-- Material supplied --
>> BEGIN
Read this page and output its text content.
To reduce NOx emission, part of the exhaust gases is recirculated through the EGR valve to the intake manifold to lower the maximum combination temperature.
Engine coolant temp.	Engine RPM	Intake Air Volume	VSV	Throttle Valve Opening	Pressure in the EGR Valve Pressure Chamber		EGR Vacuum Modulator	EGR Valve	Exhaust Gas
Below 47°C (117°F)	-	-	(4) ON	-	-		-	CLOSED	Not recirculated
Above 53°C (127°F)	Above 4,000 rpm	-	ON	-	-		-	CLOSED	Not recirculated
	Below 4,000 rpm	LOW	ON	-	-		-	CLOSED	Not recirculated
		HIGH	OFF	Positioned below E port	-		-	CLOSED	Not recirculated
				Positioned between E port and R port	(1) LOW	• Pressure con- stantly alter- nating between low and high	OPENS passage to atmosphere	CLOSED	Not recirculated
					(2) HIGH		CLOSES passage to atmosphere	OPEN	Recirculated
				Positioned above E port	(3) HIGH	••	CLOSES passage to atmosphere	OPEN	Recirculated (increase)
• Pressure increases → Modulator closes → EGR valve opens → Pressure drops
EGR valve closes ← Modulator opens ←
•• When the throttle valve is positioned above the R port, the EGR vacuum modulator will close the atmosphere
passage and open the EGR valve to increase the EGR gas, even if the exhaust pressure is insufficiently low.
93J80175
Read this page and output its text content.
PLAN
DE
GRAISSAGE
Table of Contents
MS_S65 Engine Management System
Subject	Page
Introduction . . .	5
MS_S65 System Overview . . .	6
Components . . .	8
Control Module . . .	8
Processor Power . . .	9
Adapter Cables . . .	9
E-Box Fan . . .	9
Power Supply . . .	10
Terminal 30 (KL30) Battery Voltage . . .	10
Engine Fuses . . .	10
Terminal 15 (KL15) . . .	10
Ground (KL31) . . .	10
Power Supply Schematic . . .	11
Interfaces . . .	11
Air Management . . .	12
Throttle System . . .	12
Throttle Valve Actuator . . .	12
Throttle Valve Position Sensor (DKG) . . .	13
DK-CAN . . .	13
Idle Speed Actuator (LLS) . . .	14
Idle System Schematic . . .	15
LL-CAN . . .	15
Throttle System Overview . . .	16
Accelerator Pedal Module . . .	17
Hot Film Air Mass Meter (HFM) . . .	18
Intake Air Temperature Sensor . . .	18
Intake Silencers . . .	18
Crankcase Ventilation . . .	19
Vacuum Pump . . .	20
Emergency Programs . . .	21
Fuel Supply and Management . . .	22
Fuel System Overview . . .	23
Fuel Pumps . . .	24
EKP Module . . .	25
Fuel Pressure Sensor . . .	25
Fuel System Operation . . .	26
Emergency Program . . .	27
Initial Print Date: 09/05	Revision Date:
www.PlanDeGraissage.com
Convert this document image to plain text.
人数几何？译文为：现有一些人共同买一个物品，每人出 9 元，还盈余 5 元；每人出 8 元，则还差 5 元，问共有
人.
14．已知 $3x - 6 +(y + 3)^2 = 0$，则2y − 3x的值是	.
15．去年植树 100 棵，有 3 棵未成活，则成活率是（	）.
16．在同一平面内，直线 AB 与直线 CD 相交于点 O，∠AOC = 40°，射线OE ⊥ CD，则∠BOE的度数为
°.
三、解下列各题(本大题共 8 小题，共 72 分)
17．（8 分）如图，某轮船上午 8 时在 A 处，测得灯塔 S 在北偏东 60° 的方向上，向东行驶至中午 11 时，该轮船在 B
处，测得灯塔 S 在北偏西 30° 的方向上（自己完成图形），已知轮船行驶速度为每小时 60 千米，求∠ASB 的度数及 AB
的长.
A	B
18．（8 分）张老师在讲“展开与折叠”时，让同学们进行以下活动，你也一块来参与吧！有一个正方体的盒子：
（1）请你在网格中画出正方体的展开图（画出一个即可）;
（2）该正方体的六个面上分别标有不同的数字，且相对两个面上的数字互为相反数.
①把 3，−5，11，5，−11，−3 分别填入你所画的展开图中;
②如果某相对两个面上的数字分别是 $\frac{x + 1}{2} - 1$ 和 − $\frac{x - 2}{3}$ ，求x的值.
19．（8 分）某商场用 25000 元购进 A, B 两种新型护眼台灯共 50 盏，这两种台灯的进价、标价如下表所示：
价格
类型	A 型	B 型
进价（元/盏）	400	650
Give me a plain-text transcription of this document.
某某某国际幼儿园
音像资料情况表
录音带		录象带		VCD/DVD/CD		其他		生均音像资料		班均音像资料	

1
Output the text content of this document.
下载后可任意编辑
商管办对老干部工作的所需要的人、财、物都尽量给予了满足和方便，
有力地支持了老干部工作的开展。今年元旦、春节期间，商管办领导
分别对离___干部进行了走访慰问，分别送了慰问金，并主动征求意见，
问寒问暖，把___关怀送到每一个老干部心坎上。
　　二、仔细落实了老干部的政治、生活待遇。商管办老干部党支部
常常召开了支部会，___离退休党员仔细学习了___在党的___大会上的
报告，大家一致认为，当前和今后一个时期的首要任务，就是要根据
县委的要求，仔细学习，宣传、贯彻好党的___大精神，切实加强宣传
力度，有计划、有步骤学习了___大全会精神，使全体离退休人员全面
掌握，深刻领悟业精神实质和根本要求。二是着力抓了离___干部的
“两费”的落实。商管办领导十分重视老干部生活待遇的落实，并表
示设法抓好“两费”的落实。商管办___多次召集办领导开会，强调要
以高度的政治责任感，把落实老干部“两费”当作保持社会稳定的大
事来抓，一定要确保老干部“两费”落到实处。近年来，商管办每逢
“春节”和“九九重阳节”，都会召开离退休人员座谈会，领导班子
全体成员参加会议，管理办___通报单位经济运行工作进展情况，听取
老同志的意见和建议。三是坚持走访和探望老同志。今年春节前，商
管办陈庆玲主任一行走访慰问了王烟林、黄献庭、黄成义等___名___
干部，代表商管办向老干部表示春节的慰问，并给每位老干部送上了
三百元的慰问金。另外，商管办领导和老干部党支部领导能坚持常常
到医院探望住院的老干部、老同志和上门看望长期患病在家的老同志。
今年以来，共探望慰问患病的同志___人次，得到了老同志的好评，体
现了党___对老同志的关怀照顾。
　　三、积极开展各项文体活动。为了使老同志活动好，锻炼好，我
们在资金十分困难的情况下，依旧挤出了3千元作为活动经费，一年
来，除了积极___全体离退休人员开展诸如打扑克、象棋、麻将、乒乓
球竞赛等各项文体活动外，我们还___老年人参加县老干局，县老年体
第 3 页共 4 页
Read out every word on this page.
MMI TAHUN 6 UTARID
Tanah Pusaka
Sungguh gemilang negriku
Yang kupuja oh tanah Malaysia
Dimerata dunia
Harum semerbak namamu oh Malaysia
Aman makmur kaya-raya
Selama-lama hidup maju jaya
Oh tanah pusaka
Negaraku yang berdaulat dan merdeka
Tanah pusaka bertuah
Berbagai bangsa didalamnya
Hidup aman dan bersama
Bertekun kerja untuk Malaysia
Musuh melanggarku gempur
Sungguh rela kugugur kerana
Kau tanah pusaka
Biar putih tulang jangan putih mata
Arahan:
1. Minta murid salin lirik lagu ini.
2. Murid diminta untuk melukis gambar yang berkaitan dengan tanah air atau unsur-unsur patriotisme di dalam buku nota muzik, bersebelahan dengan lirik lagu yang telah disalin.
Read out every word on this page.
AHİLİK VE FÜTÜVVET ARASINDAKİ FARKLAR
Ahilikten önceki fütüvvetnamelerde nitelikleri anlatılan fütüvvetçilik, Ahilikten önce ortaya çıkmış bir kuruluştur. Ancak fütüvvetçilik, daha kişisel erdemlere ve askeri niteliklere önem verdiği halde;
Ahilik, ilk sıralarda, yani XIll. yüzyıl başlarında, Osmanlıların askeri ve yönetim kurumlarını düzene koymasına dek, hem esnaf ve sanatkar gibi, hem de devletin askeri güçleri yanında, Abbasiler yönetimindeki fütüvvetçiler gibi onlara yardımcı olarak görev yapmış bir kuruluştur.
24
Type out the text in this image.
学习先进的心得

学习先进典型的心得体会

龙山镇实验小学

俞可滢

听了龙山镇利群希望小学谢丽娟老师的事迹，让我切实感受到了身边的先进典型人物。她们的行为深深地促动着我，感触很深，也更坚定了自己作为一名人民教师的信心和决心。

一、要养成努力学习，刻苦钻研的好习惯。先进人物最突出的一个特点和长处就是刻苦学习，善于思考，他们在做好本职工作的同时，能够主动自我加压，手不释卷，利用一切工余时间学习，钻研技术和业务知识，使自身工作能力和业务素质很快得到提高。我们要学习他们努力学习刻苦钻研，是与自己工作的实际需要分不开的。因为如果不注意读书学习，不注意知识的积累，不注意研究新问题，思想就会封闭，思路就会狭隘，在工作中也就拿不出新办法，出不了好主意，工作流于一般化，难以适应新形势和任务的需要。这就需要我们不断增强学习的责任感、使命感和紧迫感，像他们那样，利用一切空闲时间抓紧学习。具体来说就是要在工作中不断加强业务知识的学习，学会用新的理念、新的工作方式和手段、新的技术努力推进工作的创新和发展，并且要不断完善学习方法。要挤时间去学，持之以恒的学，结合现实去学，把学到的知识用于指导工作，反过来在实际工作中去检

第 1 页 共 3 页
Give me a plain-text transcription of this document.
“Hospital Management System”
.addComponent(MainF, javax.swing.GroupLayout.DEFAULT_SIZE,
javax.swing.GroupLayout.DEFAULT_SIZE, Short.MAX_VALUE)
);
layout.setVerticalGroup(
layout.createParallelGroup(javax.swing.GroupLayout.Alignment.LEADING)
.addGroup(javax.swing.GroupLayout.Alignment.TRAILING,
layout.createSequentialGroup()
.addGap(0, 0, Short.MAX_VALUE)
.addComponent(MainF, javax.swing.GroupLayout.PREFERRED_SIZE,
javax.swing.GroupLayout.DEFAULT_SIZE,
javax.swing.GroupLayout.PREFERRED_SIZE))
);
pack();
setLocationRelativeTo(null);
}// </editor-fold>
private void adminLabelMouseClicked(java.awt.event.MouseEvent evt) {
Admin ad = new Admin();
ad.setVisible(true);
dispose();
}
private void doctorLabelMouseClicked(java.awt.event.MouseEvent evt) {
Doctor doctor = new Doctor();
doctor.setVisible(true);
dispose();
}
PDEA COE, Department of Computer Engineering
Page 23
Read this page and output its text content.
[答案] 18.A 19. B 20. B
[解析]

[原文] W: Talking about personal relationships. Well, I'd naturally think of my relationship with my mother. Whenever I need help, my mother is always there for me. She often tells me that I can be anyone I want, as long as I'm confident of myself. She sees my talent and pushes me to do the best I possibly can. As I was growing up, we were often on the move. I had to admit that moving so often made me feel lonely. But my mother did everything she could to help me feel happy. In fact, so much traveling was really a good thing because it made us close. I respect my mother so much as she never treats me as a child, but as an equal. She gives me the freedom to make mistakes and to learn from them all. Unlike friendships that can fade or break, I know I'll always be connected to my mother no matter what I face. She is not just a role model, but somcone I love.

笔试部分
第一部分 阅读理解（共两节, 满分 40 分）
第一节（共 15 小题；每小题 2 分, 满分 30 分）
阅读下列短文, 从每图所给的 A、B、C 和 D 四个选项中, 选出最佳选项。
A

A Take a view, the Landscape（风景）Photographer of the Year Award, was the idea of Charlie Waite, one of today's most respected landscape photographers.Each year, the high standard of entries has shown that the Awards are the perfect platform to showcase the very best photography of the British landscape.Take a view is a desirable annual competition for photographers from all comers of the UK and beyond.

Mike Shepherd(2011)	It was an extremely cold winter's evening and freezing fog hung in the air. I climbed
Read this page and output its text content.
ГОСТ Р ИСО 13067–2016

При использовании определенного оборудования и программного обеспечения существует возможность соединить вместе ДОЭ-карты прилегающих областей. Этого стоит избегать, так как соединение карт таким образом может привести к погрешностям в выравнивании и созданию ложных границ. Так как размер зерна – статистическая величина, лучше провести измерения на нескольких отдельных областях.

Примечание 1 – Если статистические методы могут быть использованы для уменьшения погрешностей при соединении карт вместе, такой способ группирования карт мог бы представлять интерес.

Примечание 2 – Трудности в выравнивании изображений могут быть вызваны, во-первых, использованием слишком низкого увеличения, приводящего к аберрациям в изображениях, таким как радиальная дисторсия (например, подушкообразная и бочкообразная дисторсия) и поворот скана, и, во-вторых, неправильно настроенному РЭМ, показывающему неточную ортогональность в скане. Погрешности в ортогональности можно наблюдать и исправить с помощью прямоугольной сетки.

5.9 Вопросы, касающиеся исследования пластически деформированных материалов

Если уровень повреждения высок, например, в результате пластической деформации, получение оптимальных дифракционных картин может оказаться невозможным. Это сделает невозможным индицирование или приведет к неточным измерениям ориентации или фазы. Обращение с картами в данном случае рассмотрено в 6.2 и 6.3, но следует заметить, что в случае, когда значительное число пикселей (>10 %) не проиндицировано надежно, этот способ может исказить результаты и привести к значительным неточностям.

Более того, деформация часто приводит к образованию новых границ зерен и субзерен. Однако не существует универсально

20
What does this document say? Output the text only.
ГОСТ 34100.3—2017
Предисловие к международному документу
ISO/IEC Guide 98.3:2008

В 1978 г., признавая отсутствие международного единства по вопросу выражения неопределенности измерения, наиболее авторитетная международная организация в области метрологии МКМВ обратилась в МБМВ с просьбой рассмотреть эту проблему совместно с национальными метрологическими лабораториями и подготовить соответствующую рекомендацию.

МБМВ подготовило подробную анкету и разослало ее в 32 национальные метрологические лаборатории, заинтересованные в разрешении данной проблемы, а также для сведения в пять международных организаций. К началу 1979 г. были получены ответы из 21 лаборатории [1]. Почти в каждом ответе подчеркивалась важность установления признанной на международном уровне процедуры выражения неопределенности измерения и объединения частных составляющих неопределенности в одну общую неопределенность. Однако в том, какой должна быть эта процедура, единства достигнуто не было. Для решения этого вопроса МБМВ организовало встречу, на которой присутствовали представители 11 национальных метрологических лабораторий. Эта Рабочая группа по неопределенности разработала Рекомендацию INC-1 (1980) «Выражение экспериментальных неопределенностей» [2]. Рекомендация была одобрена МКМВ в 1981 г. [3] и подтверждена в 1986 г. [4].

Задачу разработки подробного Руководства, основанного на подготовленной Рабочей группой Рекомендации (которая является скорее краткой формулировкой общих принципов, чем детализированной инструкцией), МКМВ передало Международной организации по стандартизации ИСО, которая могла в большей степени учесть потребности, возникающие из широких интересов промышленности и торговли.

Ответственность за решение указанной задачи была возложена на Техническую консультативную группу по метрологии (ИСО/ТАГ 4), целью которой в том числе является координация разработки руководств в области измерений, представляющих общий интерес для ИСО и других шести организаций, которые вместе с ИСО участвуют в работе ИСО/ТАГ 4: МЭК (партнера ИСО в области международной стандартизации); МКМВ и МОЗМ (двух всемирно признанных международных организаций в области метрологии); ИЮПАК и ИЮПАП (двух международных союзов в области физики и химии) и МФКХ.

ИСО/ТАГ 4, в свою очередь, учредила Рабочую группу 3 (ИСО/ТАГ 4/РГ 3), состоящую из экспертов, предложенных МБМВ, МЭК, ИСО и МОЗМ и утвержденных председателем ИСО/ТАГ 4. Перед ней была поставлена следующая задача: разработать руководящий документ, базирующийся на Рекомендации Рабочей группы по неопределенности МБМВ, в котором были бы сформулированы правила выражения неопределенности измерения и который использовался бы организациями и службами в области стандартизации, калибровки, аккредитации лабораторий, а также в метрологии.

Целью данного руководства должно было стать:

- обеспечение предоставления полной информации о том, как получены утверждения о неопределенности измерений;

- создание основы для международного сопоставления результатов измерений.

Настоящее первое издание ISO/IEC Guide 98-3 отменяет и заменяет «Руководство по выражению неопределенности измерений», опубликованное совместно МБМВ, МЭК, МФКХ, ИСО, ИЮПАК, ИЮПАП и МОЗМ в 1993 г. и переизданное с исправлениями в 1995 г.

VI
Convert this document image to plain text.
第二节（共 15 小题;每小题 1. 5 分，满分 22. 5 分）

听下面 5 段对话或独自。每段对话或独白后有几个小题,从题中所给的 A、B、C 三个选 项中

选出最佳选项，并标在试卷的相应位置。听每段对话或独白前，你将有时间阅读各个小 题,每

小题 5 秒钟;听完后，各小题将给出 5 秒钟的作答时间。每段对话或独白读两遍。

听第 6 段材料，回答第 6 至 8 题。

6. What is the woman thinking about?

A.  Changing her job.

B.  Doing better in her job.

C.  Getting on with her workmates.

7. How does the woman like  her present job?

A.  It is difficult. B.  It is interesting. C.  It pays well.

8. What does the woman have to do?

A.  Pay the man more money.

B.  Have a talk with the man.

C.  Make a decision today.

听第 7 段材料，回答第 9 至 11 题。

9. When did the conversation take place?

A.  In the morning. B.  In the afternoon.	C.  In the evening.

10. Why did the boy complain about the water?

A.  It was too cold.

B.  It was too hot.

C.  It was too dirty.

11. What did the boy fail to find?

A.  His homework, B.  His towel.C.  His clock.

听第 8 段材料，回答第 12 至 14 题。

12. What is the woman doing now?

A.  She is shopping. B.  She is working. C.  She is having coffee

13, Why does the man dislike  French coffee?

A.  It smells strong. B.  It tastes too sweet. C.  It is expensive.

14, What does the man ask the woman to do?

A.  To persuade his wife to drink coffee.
>> END
-- To do --
From the records above, pull out each line that has "coffee".

-- Task result --
A.  She is shopping. B.  She is working. C.  She is having coffee
13, Why does the man dislike  French coffee?
A.  To persuade his wife to drink coffee.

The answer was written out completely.